*DATA FOR THIS TASK*:
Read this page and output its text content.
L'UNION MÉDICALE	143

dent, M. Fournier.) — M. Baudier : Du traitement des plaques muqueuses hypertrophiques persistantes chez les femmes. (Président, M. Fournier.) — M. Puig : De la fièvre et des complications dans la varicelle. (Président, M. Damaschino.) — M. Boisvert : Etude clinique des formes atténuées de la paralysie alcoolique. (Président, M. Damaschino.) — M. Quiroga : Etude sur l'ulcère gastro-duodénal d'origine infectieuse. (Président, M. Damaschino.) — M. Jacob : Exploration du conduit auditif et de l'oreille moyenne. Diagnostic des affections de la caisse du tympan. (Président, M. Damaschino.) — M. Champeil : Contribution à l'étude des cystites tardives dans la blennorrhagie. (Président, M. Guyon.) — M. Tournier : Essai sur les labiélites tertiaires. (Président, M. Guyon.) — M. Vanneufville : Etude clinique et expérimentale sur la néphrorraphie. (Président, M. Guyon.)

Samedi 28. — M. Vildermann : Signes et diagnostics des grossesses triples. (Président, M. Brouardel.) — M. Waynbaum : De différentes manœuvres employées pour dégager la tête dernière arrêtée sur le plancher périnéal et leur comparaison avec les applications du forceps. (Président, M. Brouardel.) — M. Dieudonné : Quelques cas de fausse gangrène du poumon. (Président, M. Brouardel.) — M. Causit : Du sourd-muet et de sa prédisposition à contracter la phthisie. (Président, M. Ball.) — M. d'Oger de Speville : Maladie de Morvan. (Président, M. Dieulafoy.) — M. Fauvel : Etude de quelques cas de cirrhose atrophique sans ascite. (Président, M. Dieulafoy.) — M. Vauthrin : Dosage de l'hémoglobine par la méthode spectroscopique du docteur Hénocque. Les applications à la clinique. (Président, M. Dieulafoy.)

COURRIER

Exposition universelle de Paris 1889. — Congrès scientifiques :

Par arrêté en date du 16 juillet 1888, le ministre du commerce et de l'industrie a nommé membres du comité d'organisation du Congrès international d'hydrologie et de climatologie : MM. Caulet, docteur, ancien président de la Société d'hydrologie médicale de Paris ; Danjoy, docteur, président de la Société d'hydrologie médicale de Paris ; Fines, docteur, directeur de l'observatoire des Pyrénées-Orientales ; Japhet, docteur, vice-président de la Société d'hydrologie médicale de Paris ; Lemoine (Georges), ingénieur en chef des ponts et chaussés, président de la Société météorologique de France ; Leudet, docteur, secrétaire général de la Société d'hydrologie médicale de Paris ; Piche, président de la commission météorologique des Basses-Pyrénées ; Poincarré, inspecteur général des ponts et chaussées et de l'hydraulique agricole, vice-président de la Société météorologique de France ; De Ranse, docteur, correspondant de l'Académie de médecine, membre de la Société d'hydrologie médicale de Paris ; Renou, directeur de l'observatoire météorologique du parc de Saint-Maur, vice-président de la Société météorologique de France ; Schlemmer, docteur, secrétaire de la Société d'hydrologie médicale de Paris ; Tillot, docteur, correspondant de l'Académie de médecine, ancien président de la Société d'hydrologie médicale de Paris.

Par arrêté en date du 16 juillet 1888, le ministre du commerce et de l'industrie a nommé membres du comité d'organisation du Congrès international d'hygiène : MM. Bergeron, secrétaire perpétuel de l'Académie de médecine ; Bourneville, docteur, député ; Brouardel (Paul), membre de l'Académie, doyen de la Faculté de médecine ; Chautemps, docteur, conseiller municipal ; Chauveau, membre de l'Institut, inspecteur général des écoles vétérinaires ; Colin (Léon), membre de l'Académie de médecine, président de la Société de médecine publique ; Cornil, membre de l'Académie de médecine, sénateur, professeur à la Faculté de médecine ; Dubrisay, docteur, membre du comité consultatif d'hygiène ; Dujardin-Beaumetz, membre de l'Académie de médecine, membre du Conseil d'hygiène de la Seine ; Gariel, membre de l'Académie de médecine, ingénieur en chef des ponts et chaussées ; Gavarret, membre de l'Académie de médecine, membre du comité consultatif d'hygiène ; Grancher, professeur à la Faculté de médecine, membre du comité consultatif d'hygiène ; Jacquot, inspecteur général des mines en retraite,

*TASK DETAILS*: Output the entries verbatim.

*ANSWER*:
Read this page and output its text content.
L'UNION MÉDICALE	143

dent, M. Fournier.) — M. Baudier : Du traitement des plaques muqueuses hypertrophiques persistantes chez les femmes. (Président, M. Fournier.) — M. Puig : De la fièvre et des complications dans la varicelle. (Président, M. Damaschino.) — M. Boisvert : Etude clinique des formes atténuées de la paralysie alcoolique. (Président, M. Damaschino.) — M. Quiroga : Etude sur l'ulcère gastro-duodénal d'origine infectieuse. (Président, M. Damaschino.) — M. Jacob : Exploration du conduit auditif et de l'oreille moyenne. Diagnostic des affections de la caisse du tympan. (Président, M. Damaschino.) — M. Champeil : Contribution à l'étude des cystites tardives dans la blennorrhagie. (Président, M. Guyon.) — M. Tournier : Essai sur les labiélites tertiaires. (Président, M. Guyon.) — M. Vanneufville : Etude clinique et expérimentale sur la néphrorraphie. (Président, M. Guyon.)

Samedi 28. — M. Vildermann : Signes et diagnostics des grossesses triples. (Président, M. Brouardel.) — M. Waynbaum : De différentes manœuvres employées pour dégager la tête dernière arrêtée sur le plancher périnéal et leur comparaison avec les applications du forceps. (Président, M. Brouardel.) — M. Dieudonné : Quelques cas de fausse gangrène du poumon. (Président, M. Brouardel.) — M. Causit : Du sourd-muet et de sa prédisposition à contracter la phthisie. (Président, M. Ball.) — M. d'Oger de Speville : Maladie de Morvan. (Président, M. Dieulafoy.) — M. Fauvel : Etude de quelques cas de cirrhose atrophique sans ascite. (Président, M. Dieulafoy.) — M. Vauthrin : Dosage de l'hémoglobine par la méthode spectroscopique du docteur Hénocque. Les applications à la clinique. (Président, M. Dieulafoy.)

COURRIER

Exposition universelle de Paris 1889. — Congrès scientifiques :

Par arrêté en date du 16 juillet 1888, le ministre du commerce et de l'industrie a nommé membres du comité d'organisation du Congrès international d'hydrologie et de climatologie : MM. Caulet, docteur, ancien président de la Société d'hydrologie médicale de Paris ; Danjoy, docteur, président de la Société d'hydrologie médicale de Paris ; Fines, docteur, directeur de l'observatoire des Pyrénées-Orientales ; Japhet, docteur, vice-président de la Société d'hydrologie médicale de Paris ; Lemoine (Georges), ingénieur en chef des ponts et chaussés, président de la Société météorologique de France ; Leudet, docteur, secrétaire général de la Société d'hydrologie médicale de Paris ; Piche, président de la commission météorologique des Basses-Pyrénées ; Poincarré, inspecteur général des ponts et chaussées et de l'hydraulique agricole, vice-président de la Société météorologique de France ; De Ranse, docteur, correspondant de l'Académie de médecine, membre de la Société d'hydrologie médicale de Paris ; Renou, directeur de l'observatoire météorologique du parc de Saint-Maur, vice-président de la Société météorologique de France ; Schlemmer, docteur, secrétaire de la Société d'hydrologie médicale de Paris ; Tillot, docteur, correspondant de l'Académie de médecine, ancien président de la Société d'hydrologie médicale de Paris.

Par arrêté en date du 16 juillet 1888, le ministre du commerce et de l'industrie a nommé membres du comité d'organisation du Congrès international d'hygiène : MM. Bergeron, secrétaire perpétuel de l'Académie de médecine ; Bourneville, docteur, député ; Brouardel (Paul), membre de l'Académie, doyen de la Faculté de médecine ; Chautemps, docteur, conseiller municipal ; Chauveau, membre de l'Institut, inspecteur général des écoles vétérinaires ; Colin (Léon), membre de l'Académie de médecine, président de la Société de médecine publique ; Cornil, membre de l'Académie de médecine, sénateur, professeur à la Faculté de médecine ; Dubrisay, docteur, membre du comité consultatif d'hygiène ; Dujardin-Beaumetz, membre de l'Académie de médecine, membre du Conseil d'hygiène de la Seine ; Gariel, membre de l'Académie de médecine, ingénieur en chef des ponts et chaussées ; Gavarret, membre de l'Académie de médecine, membre du comité consultatif d'hygiène ; Grancher, professeur à la Faculté de médecine, membre du comité consultatif d'hygiène ; Jacquot, inspecteur général des mines en retraite,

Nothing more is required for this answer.